Figure record listings:

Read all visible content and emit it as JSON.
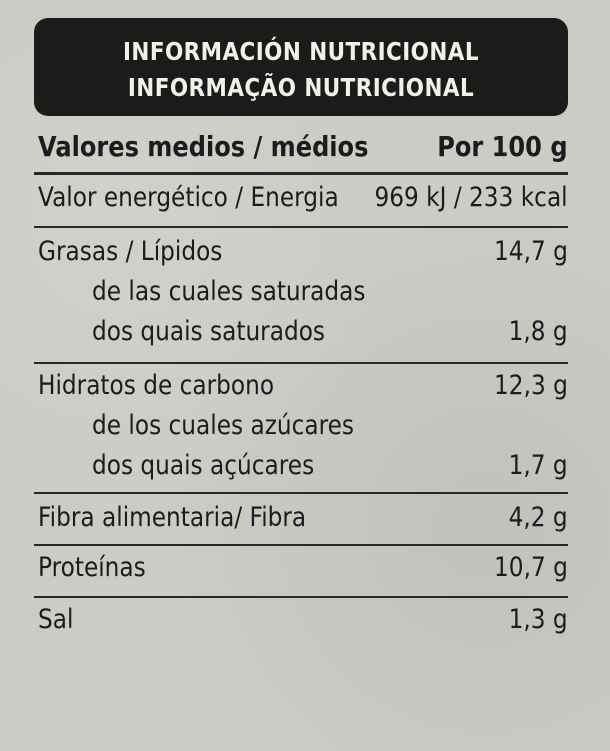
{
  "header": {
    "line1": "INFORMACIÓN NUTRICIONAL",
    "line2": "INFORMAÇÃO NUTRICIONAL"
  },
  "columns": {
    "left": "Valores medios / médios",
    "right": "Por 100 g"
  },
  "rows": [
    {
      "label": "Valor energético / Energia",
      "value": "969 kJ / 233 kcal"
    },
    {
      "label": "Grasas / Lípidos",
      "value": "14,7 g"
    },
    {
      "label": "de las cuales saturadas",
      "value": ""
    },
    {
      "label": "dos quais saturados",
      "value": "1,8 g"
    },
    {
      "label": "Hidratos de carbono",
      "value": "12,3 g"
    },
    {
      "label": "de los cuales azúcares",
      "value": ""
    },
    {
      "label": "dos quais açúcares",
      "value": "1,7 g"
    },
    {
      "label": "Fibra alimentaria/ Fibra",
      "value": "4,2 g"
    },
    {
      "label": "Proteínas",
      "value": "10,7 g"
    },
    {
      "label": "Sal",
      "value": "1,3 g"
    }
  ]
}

> [Exercise task]: Give the data again exactly as written, with all pictures left out.

> [Reply]:
Read all visible content and emit it as JSON.
{
  "header": {
    "line1": "INFORMACIÓN NUTRICIONAL",
    "line2": "INFORMAÇÃO NUTRICIONAL"
  },
  "columns": {
    "left": "Valores medios / médios",
    "right": "Por 100 g"
  },
  "rows": [
    {
      "label": "Valor energético / Energia",
      "value": "969 kJ / 233 kcal"
    },
    {
      "label": "Grasas / Lípidos",
      "value": "14,7 g"
    },
    {
      "label": "de las cuales saturadas",
      "value": ""
    },
    {
      "label": "dos quais saturados",
      "value": "1,8 g"
    },
    {
      "label": "Hidratos de carbono",
      "value": "12,3 g"
    },
    {
      "label": "de los cuales azúcares",
      "value": ""
    },
    {
      "label": "dos quais açúcares",
      "value": "1,7 g"
    },
    {
      "label": "Fibra alimentaria/ Fibra",
      "value": "4,2 g"
    },
    {
      "label": "Proteínas",
      "value": "10,7 g"
    },
    {
      "label": "Sal",
      "value": "1,3 g"
    }
  ]
}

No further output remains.